++++ Material for this task

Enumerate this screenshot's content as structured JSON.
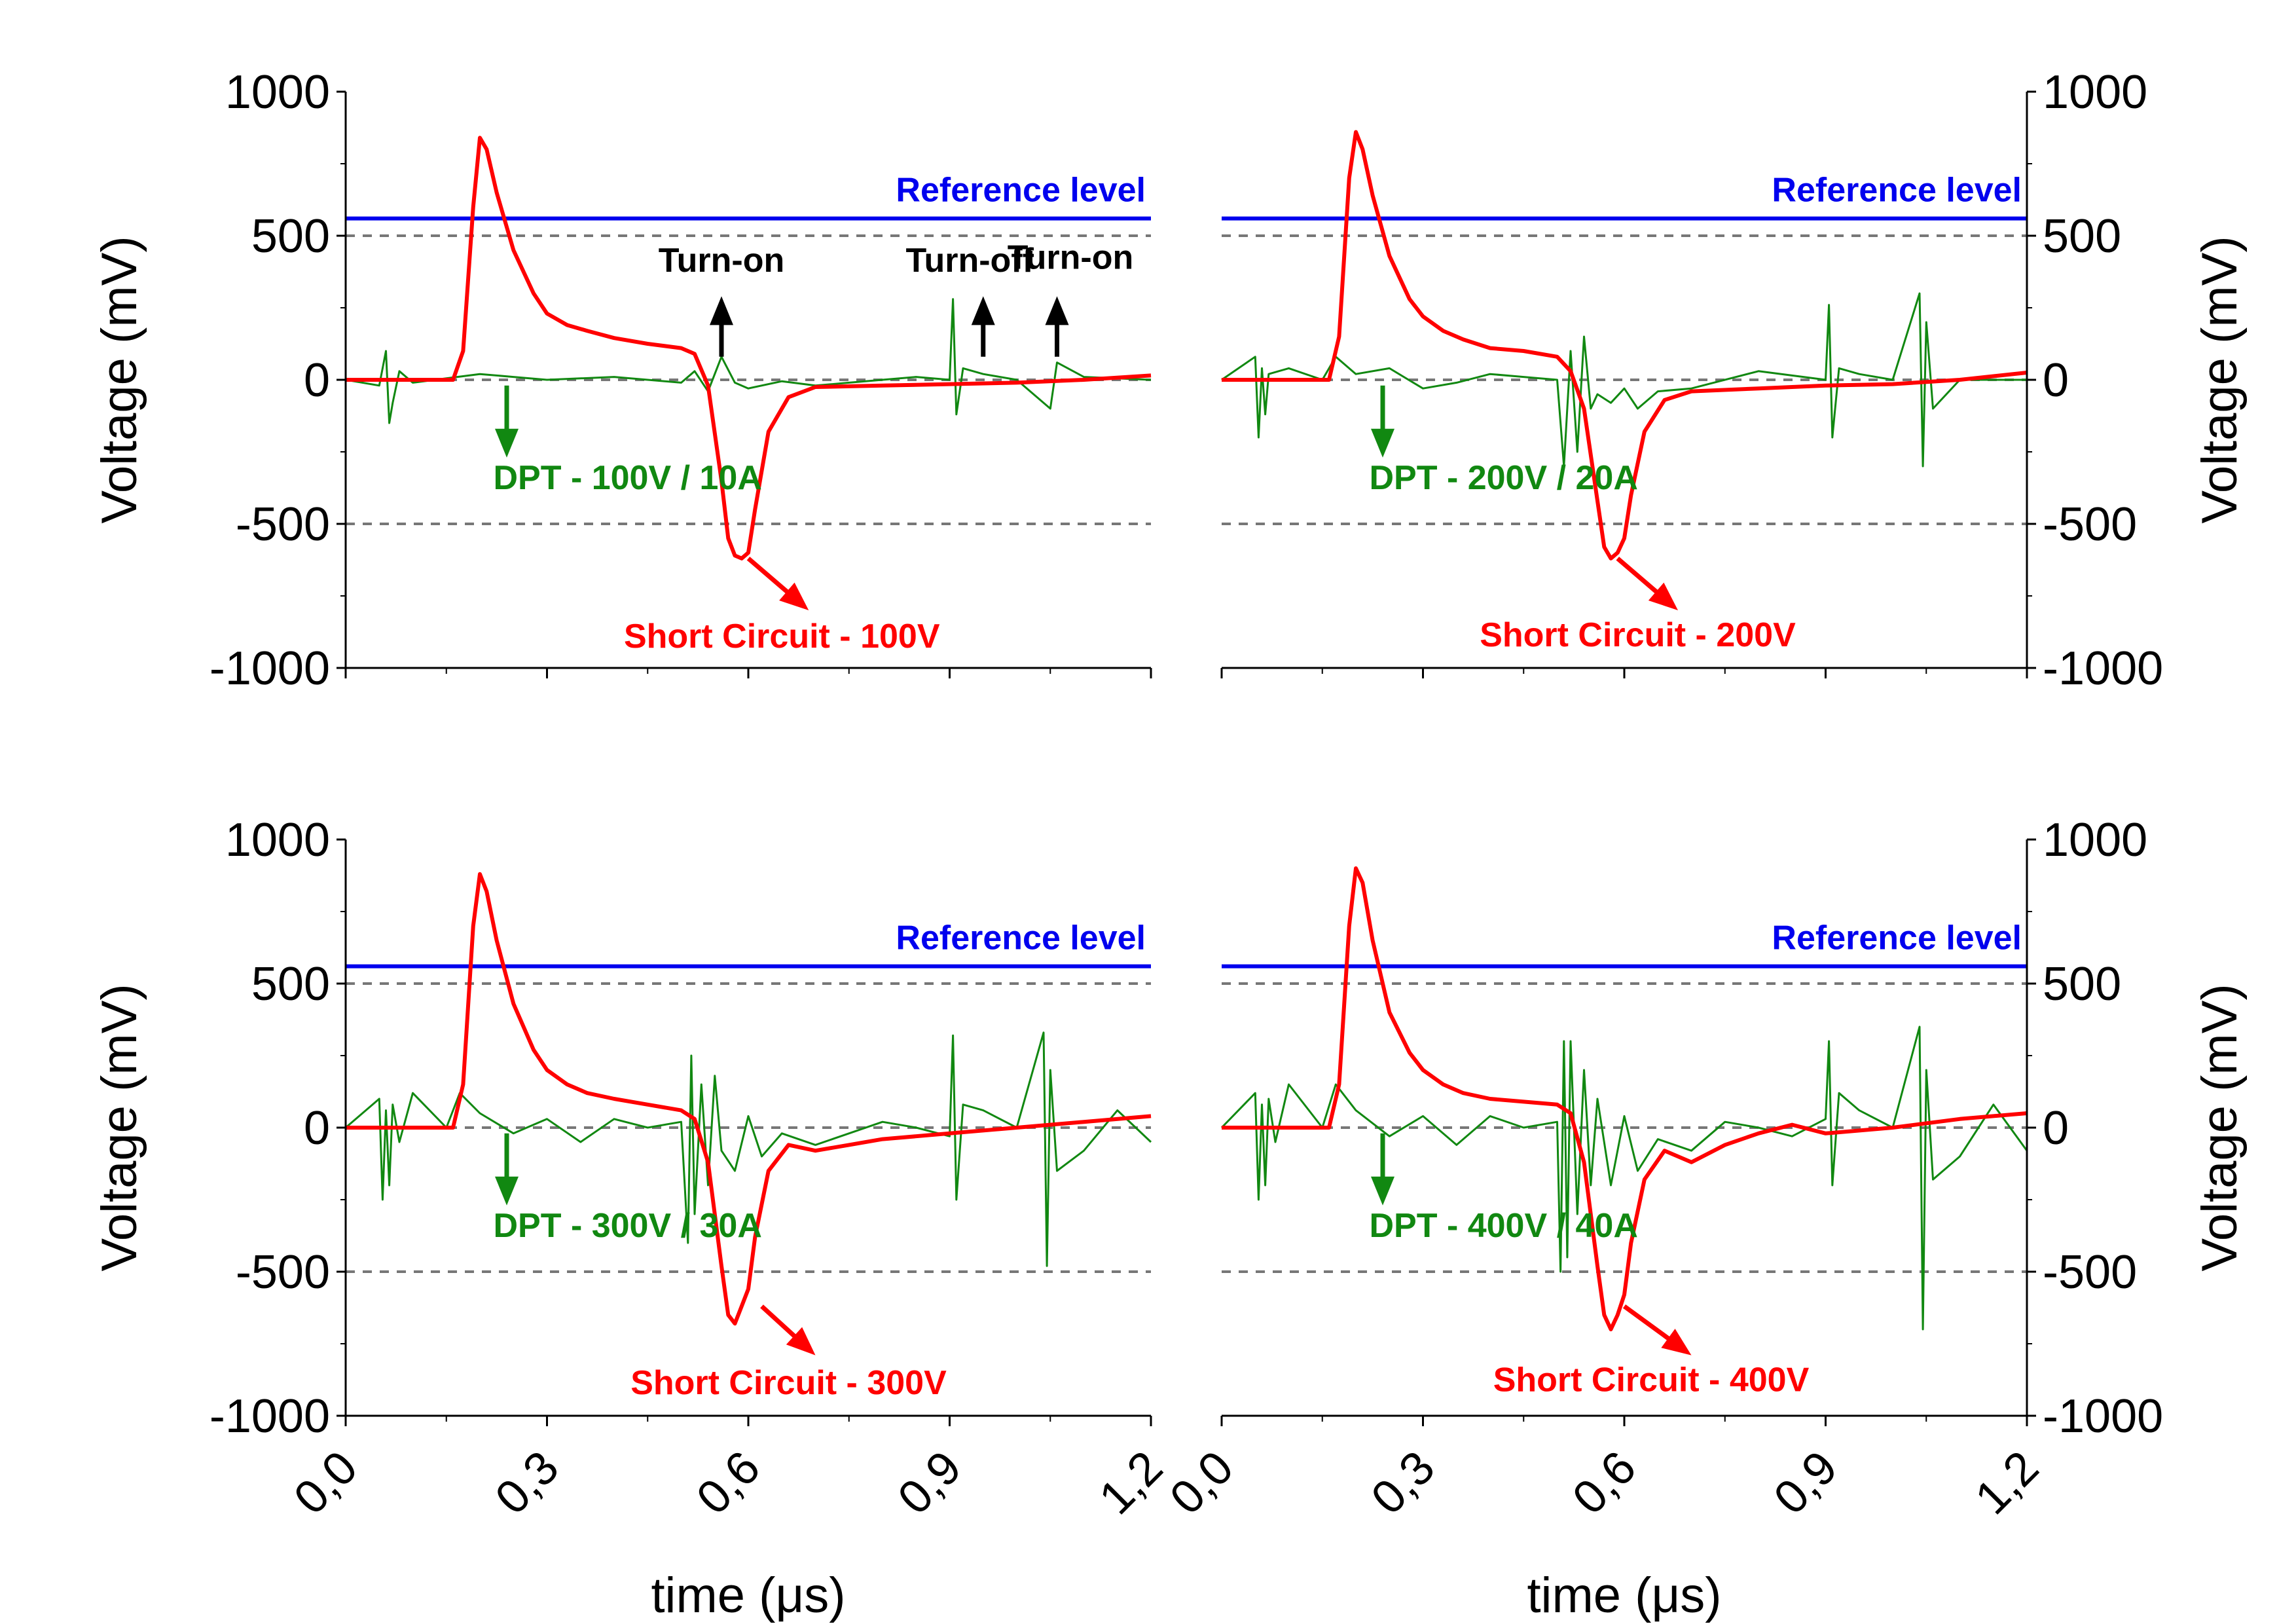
{
  "figure": {
    "background": "#ffffff",
    "colors": {
      "reference": "#0000ee",
      "short_circuit": "#ff0000",
      "dpt": "#118811",
      "dashed": "#777777",
      "black_annotation": "#000000"
    }
  },
  "chart_data": [
    {
      "type": "line",
      "xlim": [
        0.0,
        1.2
      ],
      "ylim": [
        -1000,
        1000
      ],
      "xticks": [
        "0,0",
        "0,3",
        "0,6",
        "0,9",
        "1,2"
      ],
      "yticks": [
        "1000",
        "500",
        "0",
        "-500",
        "-1000"
      ],
      "xlabel": "",
      "ylabel": "Voltage (mV)",
      "dashed_levels": [
        500,
        0,
        -500
      ],
      "reference_level": {
        "value": 560,
        "label": "Reference level"
      },
      "series": [
        {
          "name": "Short Circuit - 100V",
          "color": "#ff0000",
          "x": [
            0.0,
            0.16,
            0.175,
            0.19,
            0.2,
            0.21,
            0.225,
            0.25,
            0.28,
            0.3,
            0.33,
            0.36,
            0.4,
            0.45,
            0.5,
            0.52,
            0.54,
            0.56,
            0.57,
            0.58,
            0.59,
            0.6,
            0.61,
            0.63,
            0.66,
            0.7,
            0.8,
            0.9,
            1.0,
            1.1,
            1.2
          ],
          "y": [
            0,
            0,
            100,
            600,
            840,
            800,
            650,
            450,
            300,
            230,
            190,
            170,
            145,
            125,
            110,
            90,
            -20,
            -350,
            -550,
            -610,
            -620,
            -600,
            -450,
            -180,
            -60,
            -25,
            -20,
            -15,
            -10,
            0,
            15
          ]
        },
        {
          "name": "DPT - 100V / 10A",
          "color": "#118811",
          "x": [
            0.0,
            0.05,
            0.06,
            0.065,
            0.07,
            0.08,
            0.1,
            0.15,
            0.2,
            0.25,
            0.3,
            0.35,
            0.4,
            0.45,
            0.5,
            0.52,
            0.54,
            0.56,
            0.58,
            0.6,
            0.65,
            0.7,
            0.75,
            0.8,
            0.85,
            0.9,
            0.905,
            0.91,
            0.92,
            0.95,
            1.0,
            1.05,
            1.06,
            1.1,
            1.2
          ],
          "y": [
            0,
            -20,
            100,
            -150,
            -80,
            30,
            -10,
            5,
            20,
            10,
            0,
            5,
            10,
            0,
            -10,
            30,
            -40,
            80,
            -10,
            -30,
            -5,
            -20,
            -10,
            0,
            10,
            0,
            280,
            -120,
            40,
            20,
            0,
            -100,
            60,
            10,
            0
          ]
        }
      ],
      "annotations": [
        {
          "text": "Turn-on",
          "color": "#000000",
          "x": 0.56,
          "y": 375
        },
        {
          "text": "Turn-off",
          "color": "#000000",
          "x": 0.93,
          "y": 375
        },
        {
          "text": "Turn-on",
          "color": "#000000",
          "x": 1.08,
          "y": 385
        },
        {
          "text": "DPT - 100V / 10A",
          "color": "#118811",
          "x": 0.22,
          "y": -380
        },
        {
          "text": "Short Circuit - 100V",
          "color": "#ff0000",
          "x": 0.65,
          "y": -930
        }
      ],
      "arrows": [
        {
          "color": "#000000",
          "x1": 0.56,
          "y1": 80,
          "x2": 0.56,
          "y2": 290
        },
        {
          "color": "#000000",
          "x1": 0.95,
          "y1": 80,
          "x2": 0.95,
          "y2": 290
        },
        {
          "color": "#000000",
          "x1": 1.06,
          "y1": 80,
          "x2": 1.06,
          "y2": 290
        },
        {
          "color": "#118811",
          "x1": 0.24,
          "y1": -20,
          "x2": 0.24,
          "y2": -270
        },
        {
          "color": "#ff0000",
          "x1": 0.6,
          "y1": -620,
          "x2": 0.69,
          "y2": -800
        }
      ]
    },
    {
      "type": "line",
      "xlim": [
        0.0,
        1.2
      ],
      "ylim": [
        -1000,
        1000
      ],
      "xticks": [
        "0,0",
        "0,3",
        "0,6",
        "0,9",
        "1,2"
      ],
      "yticks": [
        "1000",
        "500",
        "0",
        "-500",
        "-1000"
      ],
      "xlabel": "",
      "ylabel": "Voltage (mV)",
      "dashed_levels": [
        500,
        0,
        -500
      ],
      "reference_level": {
        "value": 560,
        "label": "Reference level"
      },
      "series": [
        {
          "name": "Short Circuit - 200V",
          "color": "#ff0000",
          "x": [
            0.0,
            0.16,
            0.175,
            0.19,
            0.2,
            0.21,
            0.225,
            0.25,
            0.28,
            0.3,
            0.33,
            0.36,
            0.4,
            0.45,
            0.5,
            0.52,
            0.54,
            0.56,
            0.57,
            0.58,
            0.59,
            0.6,
            0.61,
            0.63,
            0.66,
            0.7,
            0.8,
            0.9,
            1.0,
            1.1,
            1.2
          ],
          "y": [
            0,
            0,
            150,
            700,
            860,
            800,
            640,
            430,
            280,
            220,
            170,
            140,
            110,
            100,
            80,
            30,
            -100,
            -420,
            -580,
            -620,
            -600,
            -550,
            -400,
            -180,
            -70,
            -40,
            -30,
            -20,
            -15,
            0,
            25
          ]
        },
        {
          "name": "DPT - 200V / 20A",
          "color": "#118811",
          "x": [
            0.0,
            0.05,
            0.055,
            0.06,
            0.065,
            0.07,
            0.1,
            0.15,
            0.17,
            0.2,
            0.25,
            0.3,
            0.35,
            0.4,
            0.45,
            0.5,
            0.51,
            0.52,
            0.53,
            0.54,
            0.55,
            0.56,
            0.58,
            0.6,
            0.62,
            0.65,
            0.7,
            0.8,
            0.9,
            0.905,
            0.91,
            0.92,
            0.95,
            1.0,
            1.04,
            1.045,
            1.05,
            1.06,
            1.1,
            1.2
          ],
          "y": [
            0,
            80,
            -200,
            40,
            -120,
            20,
            40,
            0,
            80,
            20,
            40,
            -30,
            -10,
            20,
            10,
            0,
            -300,
            100,
            -250,
            150,
            -100,
            -50,
            -80,
            -30,
            -100,
            -40,
            -30,
            30,
            0,
            260,
            -200,
            40,
            20,
            0,
            300,
            -300,
            200,
            -100,
            0,
            0
          ]
        }
      ],
      "annotations": [
        {
          "text": "DPT - 200V / 20A",
          "color": "#118811",
          "x": 0.22,
          "y": -380
        },
        {
          "text": "Short Circuit - 200V",
          "color": "#ff0000",
          "x": 0.62,
          "y": -925
        }
      ],
      "arrows": [
        {
          "color": "#118811",
          "x1": 0.24,
          "y1": -20,
          "x2": 0.24,
          "y2": -270
        },
        {
          "color": "#ff0000",
          "x1": 0.59,
          "y1": -620,
          "x2": 0.68,
          "y2": -800
        }
      ]
    },
    {
      "type": "line",
      "xlim": [
        0.0,
        1.2
      ],
      "ylim": [
        -1000,
        1000
      ],
      "xticks": [
        "0,0",
        "0,3",
        "0,6",
        "0,9",
        "1,2"
      ],
      "yticks": [
        "1000",
        "500",
        "0",
        "-500",
        "-1000"
      ],
      "xlabel": "time (μs)",
      "ylabel": "Voltage (mV)",
      "dashed_levels": [
        500,
        0,
        -500
      ],
      "reference_level": {
        "value": 560,
        "label": "Reference level"
      },
      "series": [
        {
          "name": "Short Circuit - 300V",
          "color": "#ff0000",
          "x": [
            0.0,
            0.16,
            0.175,
            0.19,
            0.2,
            0.21,
            0.225,
            0.25,
            0.28,
            0.3,
            0.33,
            0.36,
            0.4,
            0.45,
            0.5,
            0.52,
            0.54,
            0.56,
            0.57,
            0.58,
            0.59,
            0.6,
            0.61,
            0.63,
            0.66,
            0.7,
            0.75,
            0.8,
            0.9,
            1.0,
            1.1,
            1.2
          ],
          "y": [
            0,
            0,
            150,
            700,
            880,
            820,
            650,
            430,
            270,
            200,
            150,
            120,
            100,
            80,
            60,
            30,
            -120,
            -480,
            -650,
            -680,
            -620,
            -560,
            -380,
            -150,
            -60,
            -80,
            -60,
            -40,
            -20,
            0,
            20,
            40
          ]
        },
        {
          "name": "DPT - 300V / 30A",
          "color": "#118811",
          "x": [
            0.0,
            0.05,
            0.055,
            0.06,
            0.065,
            0.07,
            0.08,
            0.1,
            0.15,
            0.17,
            0.2,
            0.25,
            0.3,
            0.35,
            0.4,
            0.45,
            0.5,
            0.51,
            0.515,
            0.52,
            0.53,
            0.54,
            0.55,
            0.56,
            0.58,
            0.6,
            0.62,
            0.65,
            0.7,
            0.75,
            0.8,
            0.85,
            0.9,
            0.905,
            0.91,
            0.92,
            0.95,
            1.0,
            1.04,
            1.045,
            1.05,
            1.06,
            1.1,
            1.15,
            1.2
          ],
          "y": [
            0,
            100,
            -250,
            60,
            -200,
            80,
            -50,
            120,
            0,
            120,
            50,
            -20,
            30,
            -50,
            30,
            0,
            20,
            -400,
            250,
            -300,
            150,
            -200,
            180,
            -80,
            -150,
            40,
            -100,
            -20,
            -60,
            -20,
            20,
            0,
            -30,
            320,
            -250,
            80,
            60,
            0,
            330,
            -480,
            200,
            -150,
            -80,
            60,
            -50
          ]
        }
      ],
      "annotations": [
        {
          "text": "DPT - 300V / 30A",
          "color": "#118811",
          "x": 0.22,
          "y": -380
        },
        {
          "text": "Short Circuit - 300V",
          "color": "#ff0000",
          "x": 0.66,
          "y": -925
        }
      ],
      "arrows": [
        {
          "color": "#118811",
          "x1": 0.24,
          "y1": -20,
          "x2": 0.24,
          "y2": -270
        },
        {
          "color": "#ff0000",
          "x1": 0.62,
          "y1": -620,
          "x2": 0.7,
          "y2": -790
        }
      ]
    },
    {
      "type": "line",
      "xlim": [
        0.0,
        1.2
      ],
      "ylim": [
        -1000,
        1000
      ],
      "xticks": [
        "0,0",
        "0,3",
        "0,6",
        "0,9",
        "1,2"
      ],
      "yticks": [
        "1000",
        "500",
        "0",
        "-500",
        "-1000"
      ],
      "xlabel": "time (μs)",
      "ylabel": "Voltage (mV)",
      "dashed_levels": [
        500,
        0,
        -500
      ],
      "reference_level": {
        "value": 560,
        "label": "Reference level"
      },
      "series": [
        {
          "name": "Short Circuit - 400V",
          "color": "#ff0000",
          "x": [
            0.0,
            0.16,
            0.175,
            0.19,
            0.2,
            0.21,
            0.225,
            0.25,
            0.28,
            0.3,
            0.33,
            0.36,
            0.4,
            0.45,
            0.5,
            0.52,
            0.54,
            0.56,
            0.57,
            0.58,
            0.59,
            0.6,
            0.61,
            0.63,
            0.66,
            0.7,
            0.75,
            0.8,
            0.85,
            0.9,
            1.0,
            1.1,
            1.2
          ],
          "y": [
            0,
            0,
            150,
            700,
            900,
            850,
            650,
            400,
            260,
            200,
            150,
            120,
            100,
            90,
            80,
            50,
            -120,
            -480,
            -650,
            -700,
            -650,
            -580,
            -400,
            -180,
            -80,
            -120,
            -60,
            -20,
            10,
            -20,
            0,
            30,
            50
          ]
        },
        {
          "name": "DPT - 400V / 40A",
          "color": "#118811",
          "x": [
            0.0,
            0.05,
            0.055,
            0.06,
            0.065,
            0.07,
            0.08,
            0.1,
            0.15,
            0.17,
            0.2,
            0.25,
            0.3,
            0.35,
            0.4,
            0.45,
            0.5,
            0.505,
            0.51,
            0.515,
            0.52,
            0.53,
            0.54,
            0.55,
            0.56,
            0.58,
            0.6,
            0.62,
            0.65,
            0.7,
            0.75,
            0.8,
            0.85,
            0.9,
            0.905,
            0.91,
            0.92,
            0.95,
            1.0,
            1.04,
            1.045,
            1.05,
            1.06,
            1.1,
            1.15,
            1.2
          ],
          "y": [
            0,
            120,
            -250,
            80,
            -200,
            100,
            -50,
            150,
            0,
            150,
            60,
            -30,
            40,
            -60,
            40,
            0,
            20,
            -500,
            300,
            -450,
            300,
            -300,
            200,
            -200,
            100,
            -200,
            40,
            -150,
            -40,
            -80,
            20,
            0,
            -30,
            30,
            300,
            -200,
            120,
            60,
            0,
            350,
            -700,
            200,
            -180,
            -100,
            80,
            -80
          ]
        }
      ],
      "annotations": [
        {
          "text": "DPT - 400V / 40A",
          "color": "#118811",
          "x": 0.22,
          "y": -380
        },
        {
          "text": "Short Circuit - 400V",
          "color": "#ff0000",
          "x": 0.64,
          "y": -915
        }
      ],
      "arrows": [
        {
          "color": "#118811",
          "x1": 0.24,
          "y1": -20,
          "x2": 0.24,
          "y2": -270
        },
        {
          "color": "#ff0000",
          "x1": 0.6,
          "y1": -620,
          "x2": 0.7,
          "y2": -790
        }
      ]
    }
  ]
}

++++++++

▸ **Written exercise**
From the records given above, copy all lines containing "name".

▸ **Written response**
          "name": "Short Circuit - 100V",
          "name": "DPT - 100V / 10A",
          "name": "Short Circuit - 200V",
          "name": "DPT - 200V / 20A",
          "name": "Short Circuit - 300V",
          "name": "DPT - 300V / 30A",
          "name": "Short Circuit - 400V",
          "name": "DPT - 400V / 40A",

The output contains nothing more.